## Instructions for the task
For the entries that follow, state how many lines include the word "сколько", giving the number and nothing else.

## Dataset
----

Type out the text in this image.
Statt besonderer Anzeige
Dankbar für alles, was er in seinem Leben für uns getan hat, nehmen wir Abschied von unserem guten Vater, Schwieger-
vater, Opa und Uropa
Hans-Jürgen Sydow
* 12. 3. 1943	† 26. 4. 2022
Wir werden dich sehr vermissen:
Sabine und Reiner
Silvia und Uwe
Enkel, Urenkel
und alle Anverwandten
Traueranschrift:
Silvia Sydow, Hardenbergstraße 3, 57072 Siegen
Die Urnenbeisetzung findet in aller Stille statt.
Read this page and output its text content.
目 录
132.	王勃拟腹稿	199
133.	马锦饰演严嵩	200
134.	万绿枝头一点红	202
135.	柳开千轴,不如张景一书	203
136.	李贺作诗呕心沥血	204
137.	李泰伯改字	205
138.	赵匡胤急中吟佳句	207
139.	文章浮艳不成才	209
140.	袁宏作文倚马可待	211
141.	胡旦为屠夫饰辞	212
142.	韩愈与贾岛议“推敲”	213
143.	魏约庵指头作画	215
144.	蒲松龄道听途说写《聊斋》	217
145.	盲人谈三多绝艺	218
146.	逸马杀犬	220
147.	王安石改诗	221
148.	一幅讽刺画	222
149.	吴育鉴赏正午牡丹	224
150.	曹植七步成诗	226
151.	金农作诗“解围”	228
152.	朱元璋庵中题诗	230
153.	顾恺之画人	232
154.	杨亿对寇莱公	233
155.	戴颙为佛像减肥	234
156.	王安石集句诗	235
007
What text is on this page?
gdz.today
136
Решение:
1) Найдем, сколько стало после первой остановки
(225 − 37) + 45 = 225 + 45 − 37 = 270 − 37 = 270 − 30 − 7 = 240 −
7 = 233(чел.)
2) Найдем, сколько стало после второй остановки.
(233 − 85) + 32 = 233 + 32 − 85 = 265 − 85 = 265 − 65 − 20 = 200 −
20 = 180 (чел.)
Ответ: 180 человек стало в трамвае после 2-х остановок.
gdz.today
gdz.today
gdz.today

----

## Answer to the problem
2